§ READING TEXT

This study develops a hybrid approach based on beetle whiskers (BAS), particle swarm optimization (PSO), and simulated annealing (SA) to further enhance the parameters of the fuzzy PID controller. By using the enhancing benefits of all three, the hybrid algorithm accomplishes balanced optimization on both a global and local level. By methods like dynamic step size adjustment, adaptive learning factor, and temperature reduction strategy the algorithm significantly boosts search performance and optimization efficiency.

4.1. Improved Beetle Whiskers Search Algorithm (BAS)

The Beetle Antennae Search (BAS) algorithm replicates the beetle’s use of their two whiskers to detect their surroundings and look for food [15]. The traditional BAS algorithm updates the search position using a set step size and direction vector; nevertheless, this easy search technique is vulnerable to local optimality in global optimization. In order to achieve this, this study presents a gradient-based data search process and a dynamic step size adjustment mechanism.

(1)

Variable step size design

$$d\left(t\right)=d_0·\mathrm{e}\mathrm{x}\mathrm{p} (-\lambda ·t)$$

(20)

$$\lambda ={\lambda }_{min}+\left({\lambda }_{max}-{\lambda }_{min}\right)·{\displaystyle \frac{f_{best}-f_t}{f_{best}-f_{worst}+ϵ}}$$

(21)

In Formula (20), $d_0$ is the initial step size, $\lambda$ is the step size decay rate, and $t$ is the current number of iterations [33]. In Formula (21), ${\lambda }_{max}$ and ${\lambda }_{min}$ are the maximum and minimum values of the step size, respectively; $f_{best}$ and $f_{worst}$ are the optimal and worst objective functions of the current population, respectively [34]; $f_t$ is the objective function value of the current individual; and $ϵ$ is a small value with a replication denominator of zero, set to 10⁻⁶.

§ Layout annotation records
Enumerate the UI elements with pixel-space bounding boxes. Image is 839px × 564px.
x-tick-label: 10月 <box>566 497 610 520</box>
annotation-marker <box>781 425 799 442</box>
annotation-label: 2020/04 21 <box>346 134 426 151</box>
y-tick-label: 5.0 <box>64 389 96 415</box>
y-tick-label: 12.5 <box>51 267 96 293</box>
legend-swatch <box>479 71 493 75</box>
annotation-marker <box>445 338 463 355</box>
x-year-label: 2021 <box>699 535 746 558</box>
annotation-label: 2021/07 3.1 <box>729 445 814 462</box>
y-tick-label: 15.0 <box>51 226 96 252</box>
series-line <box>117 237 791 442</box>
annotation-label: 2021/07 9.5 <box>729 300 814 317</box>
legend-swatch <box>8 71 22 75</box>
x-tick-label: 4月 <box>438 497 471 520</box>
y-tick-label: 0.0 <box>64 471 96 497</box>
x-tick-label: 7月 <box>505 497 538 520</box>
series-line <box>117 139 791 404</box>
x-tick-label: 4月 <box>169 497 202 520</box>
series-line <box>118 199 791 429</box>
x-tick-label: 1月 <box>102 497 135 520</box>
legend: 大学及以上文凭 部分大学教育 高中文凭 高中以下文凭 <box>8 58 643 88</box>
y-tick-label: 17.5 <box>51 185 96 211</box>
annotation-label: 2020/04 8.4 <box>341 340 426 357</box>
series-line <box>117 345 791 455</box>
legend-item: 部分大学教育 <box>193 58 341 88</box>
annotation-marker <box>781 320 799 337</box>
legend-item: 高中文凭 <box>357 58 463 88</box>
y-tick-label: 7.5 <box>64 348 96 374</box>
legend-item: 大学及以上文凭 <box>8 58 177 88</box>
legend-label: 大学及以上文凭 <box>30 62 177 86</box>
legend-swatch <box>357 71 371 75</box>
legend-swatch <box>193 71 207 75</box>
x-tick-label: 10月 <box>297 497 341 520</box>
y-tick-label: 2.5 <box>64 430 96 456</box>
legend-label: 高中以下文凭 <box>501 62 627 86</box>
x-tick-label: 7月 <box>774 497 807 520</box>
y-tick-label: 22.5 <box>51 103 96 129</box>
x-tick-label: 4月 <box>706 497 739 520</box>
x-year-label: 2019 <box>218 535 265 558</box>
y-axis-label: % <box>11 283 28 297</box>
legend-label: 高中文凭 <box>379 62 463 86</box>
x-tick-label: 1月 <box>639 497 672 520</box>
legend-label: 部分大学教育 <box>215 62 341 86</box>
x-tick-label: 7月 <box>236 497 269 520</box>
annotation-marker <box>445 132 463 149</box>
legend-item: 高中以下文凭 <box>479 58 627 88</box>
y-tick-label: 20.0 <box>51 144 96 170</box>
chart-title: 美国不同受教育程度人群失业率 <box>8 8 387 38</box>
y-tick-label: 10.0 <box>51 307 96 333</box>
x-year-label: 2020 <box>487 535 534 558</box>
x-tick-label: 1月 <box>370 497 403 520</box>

§ EXERCISE GOAL
Answer the following questions using the text on the hybrid optimization algorithm:
(a) Which three methods does the hybrid approach combine?
(b) What does the traditional BAS algorithm use to update the search position?
(c) To what value is $ϵ$ set?

§ RESULT OF THE TASK
(a) Beetle whiskers (BAS), particle swarm optimization (PSO), and simulated annealing (SA).
(b) A set step size and direction vector.
(c) 10⁻⁶.